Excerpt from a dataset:
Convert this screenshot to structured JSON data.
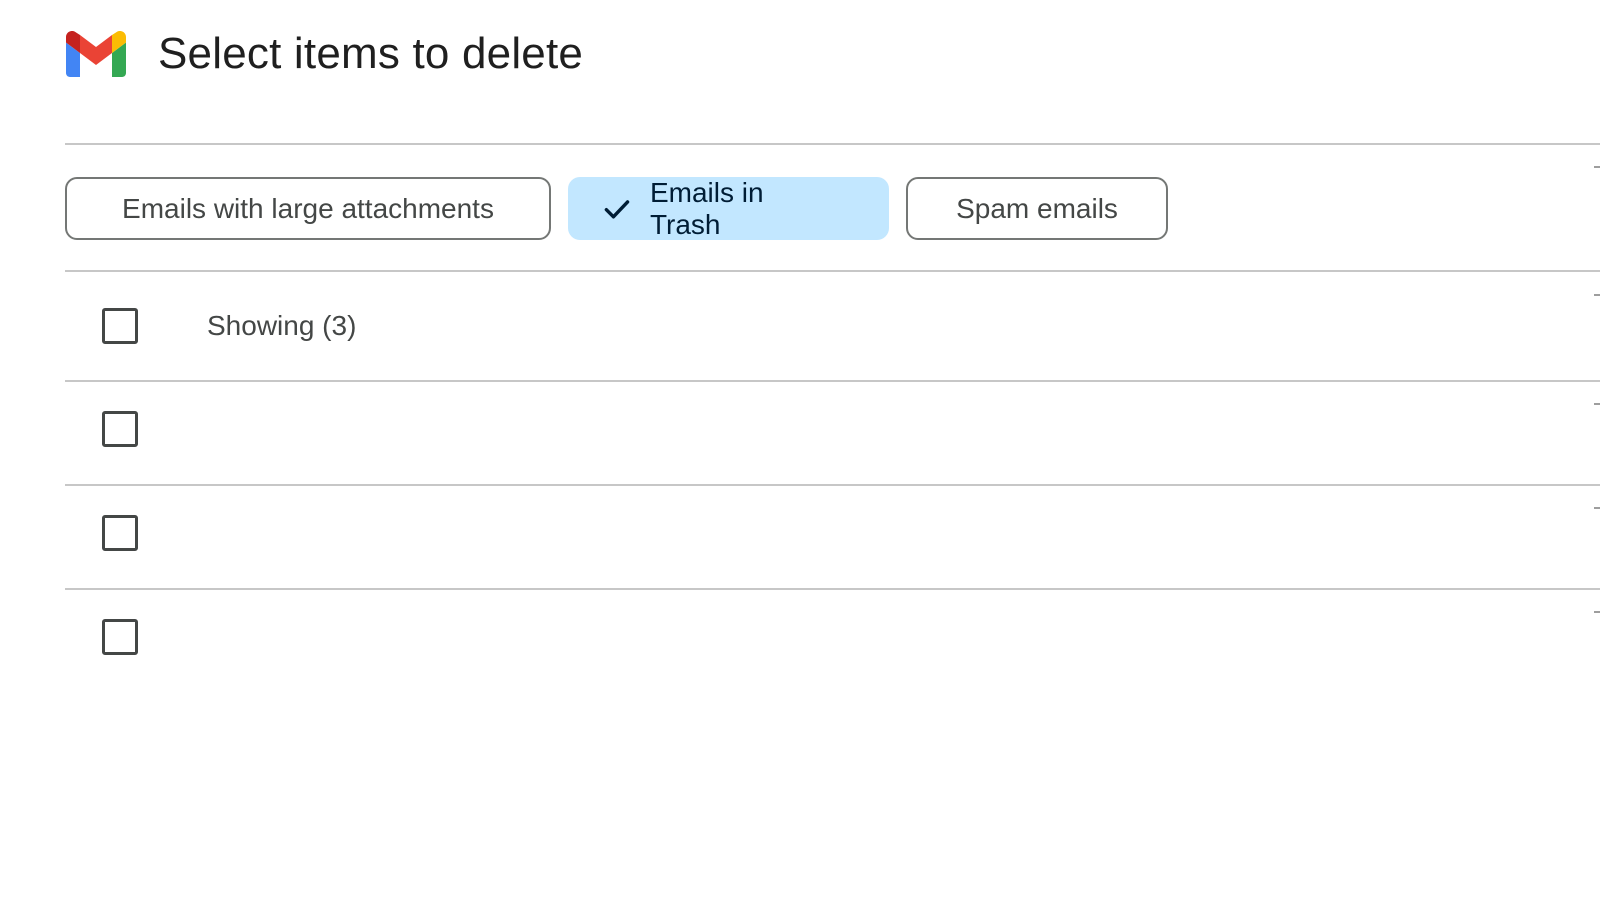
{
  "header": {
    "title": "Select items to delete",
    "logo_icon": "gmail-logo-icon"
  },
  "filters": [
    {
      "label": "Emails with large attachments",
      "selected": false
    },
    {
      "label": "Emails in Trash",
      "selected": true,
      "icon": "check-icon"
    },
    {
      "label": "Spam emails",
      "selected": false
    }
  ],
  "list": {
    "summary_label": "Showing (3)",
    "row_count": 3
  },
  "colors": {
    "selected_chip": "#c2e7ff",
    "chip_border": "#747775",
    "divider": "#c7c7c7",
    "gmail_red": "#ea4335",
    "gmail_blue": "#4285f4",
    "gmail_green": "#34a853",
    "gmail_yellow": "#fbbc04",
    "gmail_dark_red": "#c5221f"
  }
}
* * *
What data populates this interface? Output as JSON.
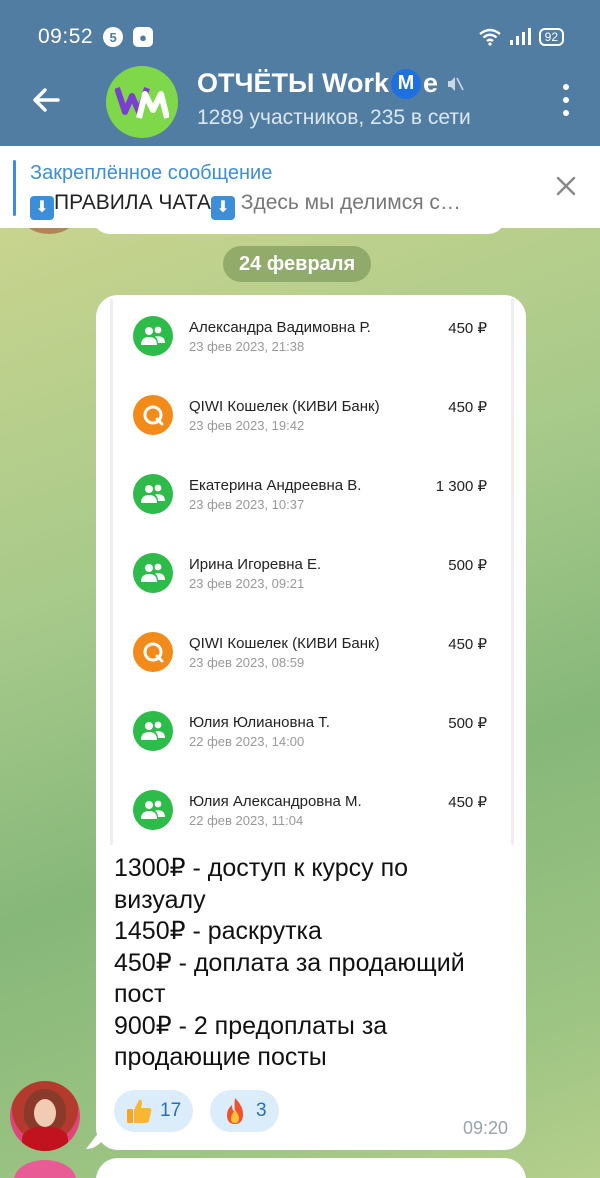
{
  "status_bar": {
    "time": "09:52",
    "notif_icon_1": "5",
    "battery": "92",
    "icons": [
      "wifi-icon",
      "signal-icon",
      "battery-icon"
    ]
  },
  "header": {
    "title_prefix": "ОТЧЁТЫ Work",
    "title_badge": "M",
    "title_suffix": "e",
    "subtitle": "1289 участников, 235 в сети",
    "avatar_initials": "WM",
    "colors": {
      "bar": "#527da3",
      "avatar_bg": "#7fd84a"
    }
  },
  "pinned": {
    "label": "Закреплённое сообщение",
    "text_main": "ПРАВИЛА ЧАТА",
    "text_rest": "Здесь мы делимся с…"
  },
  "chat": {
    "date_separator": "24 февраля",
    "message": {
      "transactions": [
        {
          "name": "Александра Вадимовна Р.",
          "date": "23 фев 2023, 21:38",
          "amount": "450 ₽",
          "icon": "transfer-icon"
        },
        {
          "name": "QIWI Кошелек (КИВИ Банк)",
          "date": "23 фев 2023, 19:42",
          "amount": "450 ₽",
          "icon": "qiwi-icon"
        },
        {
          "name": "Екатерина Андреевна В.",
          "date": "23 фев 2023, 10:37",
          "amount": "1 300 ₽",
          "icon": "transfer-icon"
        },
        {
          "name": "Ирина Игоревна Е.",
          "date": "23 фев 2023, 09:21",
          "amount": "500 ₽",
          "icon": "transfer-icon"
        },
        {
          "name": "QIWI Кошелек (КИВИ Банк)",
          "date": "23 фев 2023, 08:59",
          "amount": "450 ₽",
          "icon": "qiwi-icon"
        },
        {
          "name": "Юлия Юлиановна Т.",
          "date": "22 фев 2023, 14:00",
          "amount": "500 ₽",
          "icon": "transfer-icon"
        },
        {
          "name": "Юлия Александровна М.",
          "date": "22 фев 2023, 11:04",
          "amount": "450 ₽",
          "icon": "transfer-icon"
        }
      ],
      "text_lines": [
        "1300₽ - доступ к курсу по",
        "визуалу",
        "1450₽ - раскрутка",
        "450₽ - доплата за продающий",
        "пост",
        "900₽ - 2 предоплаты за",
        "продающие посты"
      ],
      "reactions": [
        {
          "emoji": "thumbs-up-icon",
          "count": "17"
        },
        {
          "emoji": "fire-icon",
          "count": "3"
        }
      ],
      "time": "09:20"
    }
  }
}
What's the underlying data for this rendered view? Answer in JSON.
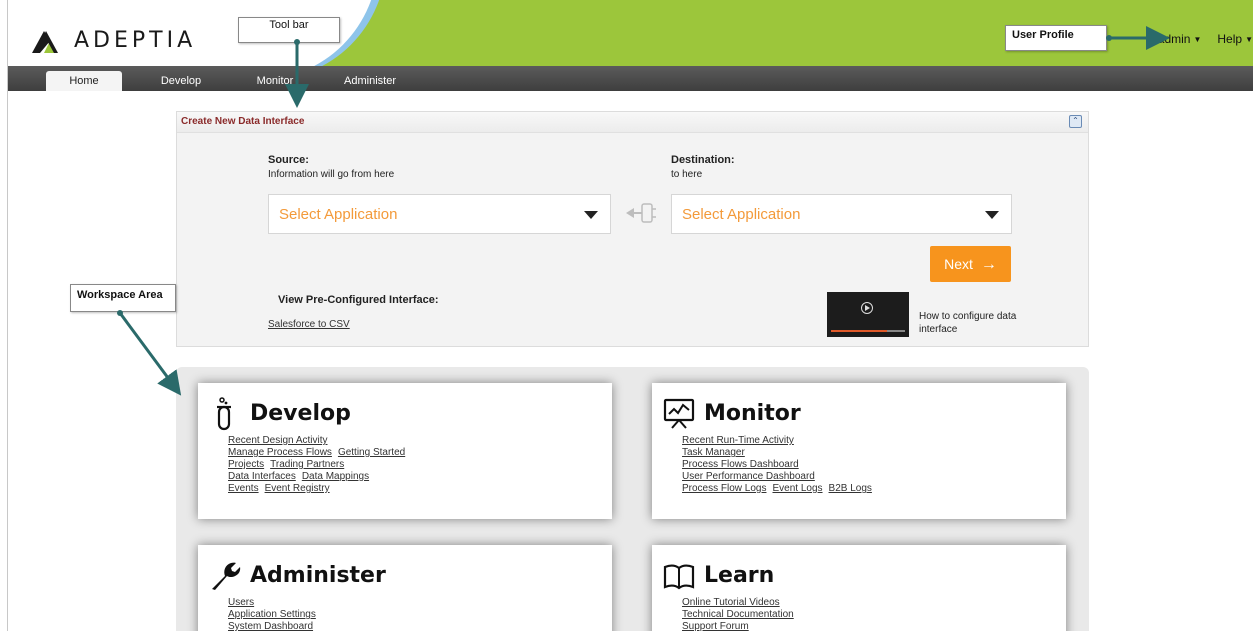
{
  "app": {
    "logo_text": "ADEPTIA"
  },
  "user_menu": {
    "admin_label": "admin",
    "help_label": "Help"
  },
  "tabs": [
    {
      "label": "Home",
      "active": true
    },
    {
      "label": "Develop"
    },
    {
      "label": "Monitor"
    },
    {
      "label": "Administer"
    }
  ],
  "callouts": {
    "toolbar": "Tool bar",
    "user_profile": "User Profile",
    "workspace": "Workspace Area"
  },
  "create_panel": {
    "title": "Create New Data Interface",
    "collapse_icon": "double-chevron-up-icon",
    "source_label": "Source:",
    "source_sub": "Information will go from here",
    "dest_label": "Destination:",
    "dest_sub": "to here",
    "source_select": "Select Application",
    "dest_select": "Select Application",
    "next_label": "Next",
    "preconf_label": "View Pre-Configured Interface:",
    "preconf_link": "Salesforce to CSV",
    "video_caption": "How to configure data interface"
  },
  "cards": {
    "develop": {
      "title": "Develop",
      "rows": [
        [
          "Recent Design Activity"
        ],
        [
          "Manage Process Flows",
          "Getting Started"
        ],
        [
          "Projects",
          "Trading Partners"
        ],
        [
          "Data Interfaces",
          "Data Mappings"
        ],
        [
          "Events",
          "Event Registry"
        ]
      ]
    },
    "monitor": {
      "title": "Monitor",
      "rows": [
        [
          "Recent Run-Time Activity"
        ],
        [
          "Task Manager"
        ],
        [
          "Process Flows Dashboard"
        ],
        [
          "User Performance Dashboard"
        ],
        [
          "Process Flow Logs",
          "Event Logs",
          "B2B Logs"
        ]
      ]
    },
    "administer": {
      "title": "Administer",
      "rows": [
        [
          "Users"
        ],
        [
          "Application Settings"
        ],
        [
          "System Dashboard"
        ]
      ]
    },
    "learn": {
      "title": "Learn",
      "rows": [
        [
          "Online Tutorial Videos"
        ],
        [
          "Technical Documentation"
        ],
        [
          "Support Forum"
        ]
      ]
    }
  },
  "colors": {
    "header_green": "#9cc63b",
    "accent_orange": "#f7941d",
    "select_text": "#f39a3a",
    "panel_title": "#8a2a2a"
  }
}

THE TASK: Which lines hold the word "What"? Copy all of them.

RESULT:
What data populates this interface? Output as JSON.
What's the underlying data for this rendered view? Answer in JSON.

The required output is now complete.